--- begin ---
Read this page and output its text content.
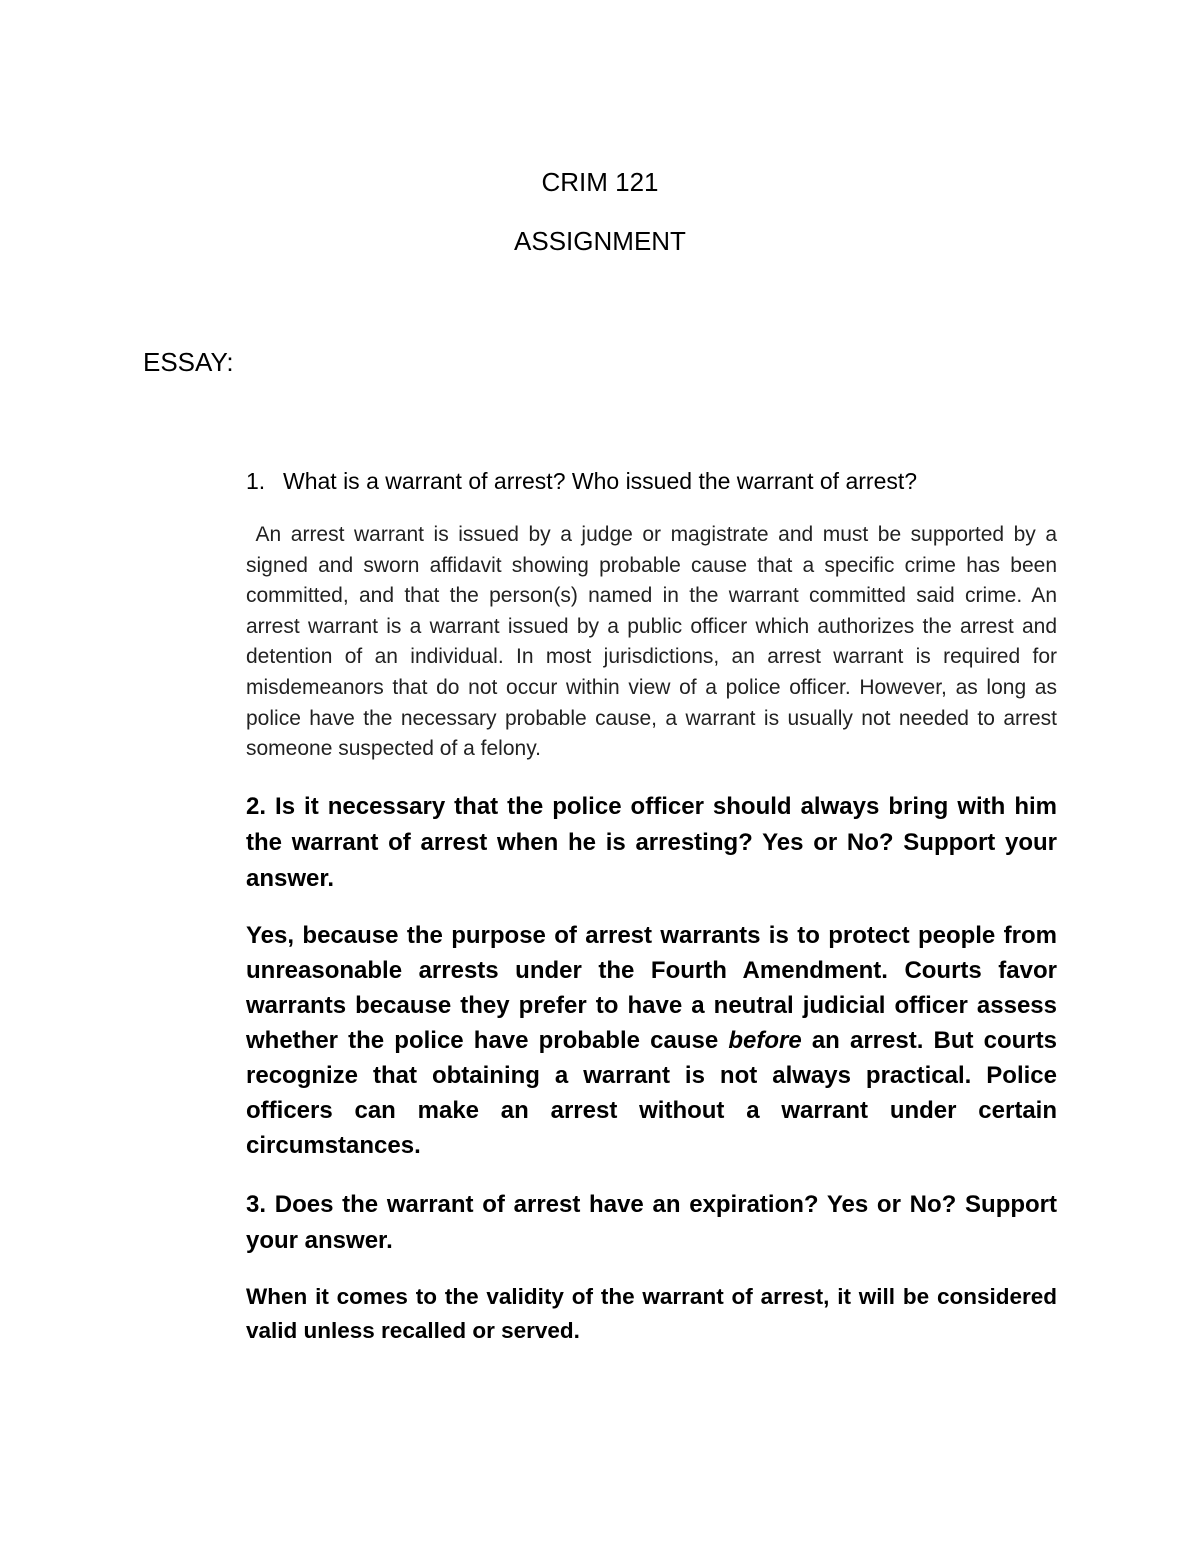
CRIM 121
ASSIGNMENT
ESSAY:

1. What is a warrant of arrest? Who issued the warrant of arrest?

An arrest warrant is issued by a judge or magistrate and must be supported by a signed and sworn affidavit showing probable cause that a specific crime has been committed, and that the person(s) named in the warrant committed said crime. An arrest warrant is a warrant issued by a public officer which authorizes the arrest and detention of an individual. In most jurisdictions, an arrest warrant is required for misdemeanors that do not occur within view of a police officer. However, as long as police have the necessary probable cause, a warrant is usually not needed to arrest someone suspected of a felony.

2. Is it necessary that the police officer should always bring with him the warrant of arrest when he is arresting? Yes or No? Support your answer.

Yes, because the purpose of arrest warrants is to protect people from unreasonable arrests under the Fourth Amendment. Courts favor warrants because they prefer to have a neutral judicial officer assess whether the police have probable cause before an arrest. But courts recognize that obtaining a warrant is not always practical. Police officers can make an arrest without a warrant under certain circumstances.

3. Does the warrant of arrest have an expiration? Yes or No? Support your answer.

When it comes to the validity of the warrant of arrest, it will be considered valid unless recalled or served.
--- end ---
--- begin ---
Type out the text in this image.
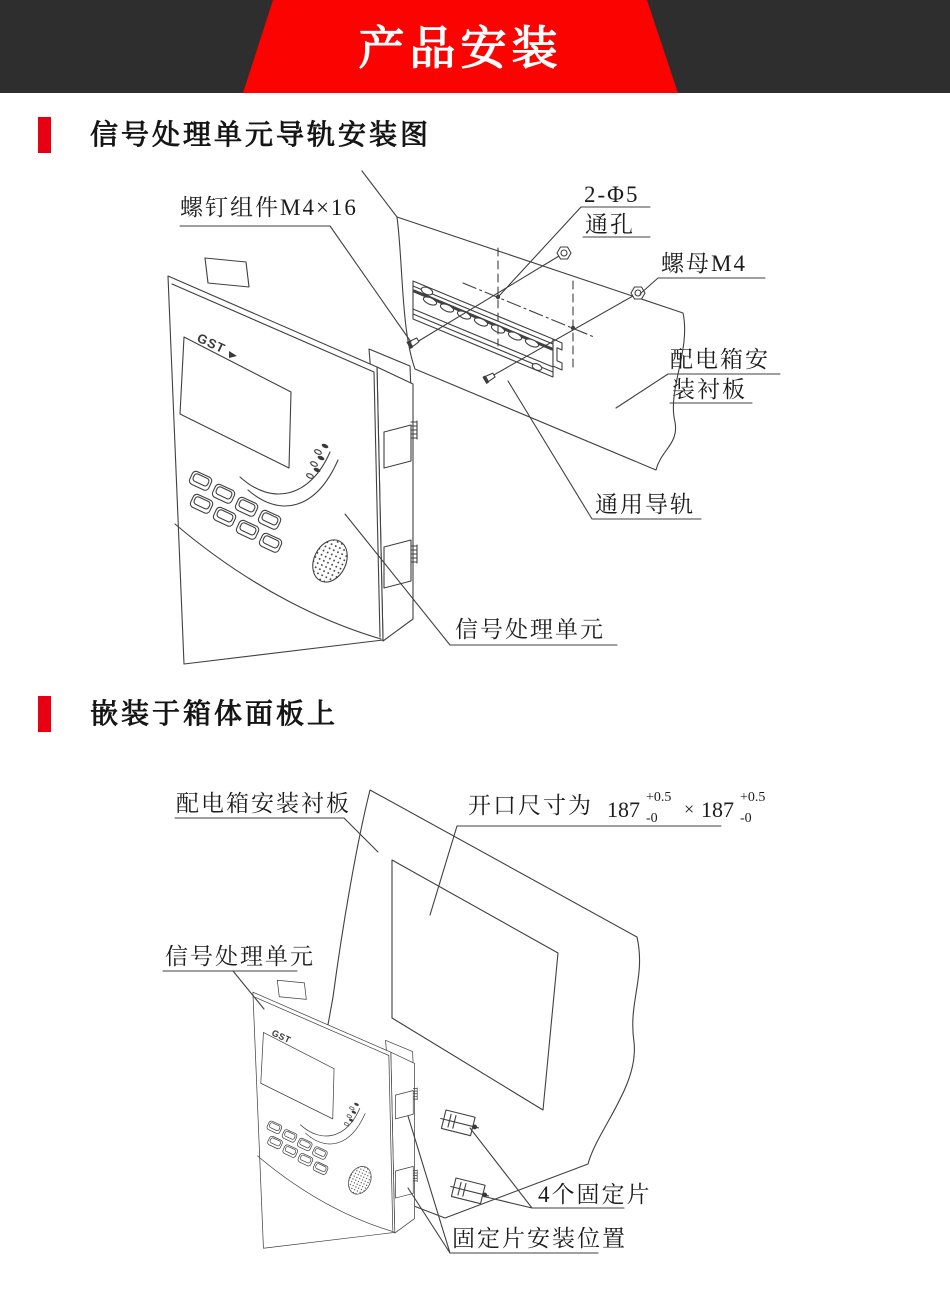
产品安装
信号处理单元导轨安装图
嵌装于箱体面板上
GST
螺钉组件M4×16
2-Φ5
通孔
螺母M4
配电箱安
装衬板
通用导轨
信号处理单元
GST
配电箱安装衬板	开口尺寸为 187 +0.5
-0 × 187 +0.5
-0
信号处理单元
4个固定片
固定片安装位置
--- end ---
→ Short problem
Check every line for "always" and show the ones that have it.

→ Reply
2. Is it necessary that the police officer should always bring with him the warrant of arrest when he is arresting? Yes or No? Support your answer.
Yes, because the purpose of arrest warrants is to protect people from unreasonable arrests under the Fourth Amendment. Courts favor warrants because they prefer to have a neutral judicial officer assess whether the police have probable cause before an arrest. But courts recognize that obtaining a warrant is not always practical. Police officers can make an arrest without a warrant under certain circumstances.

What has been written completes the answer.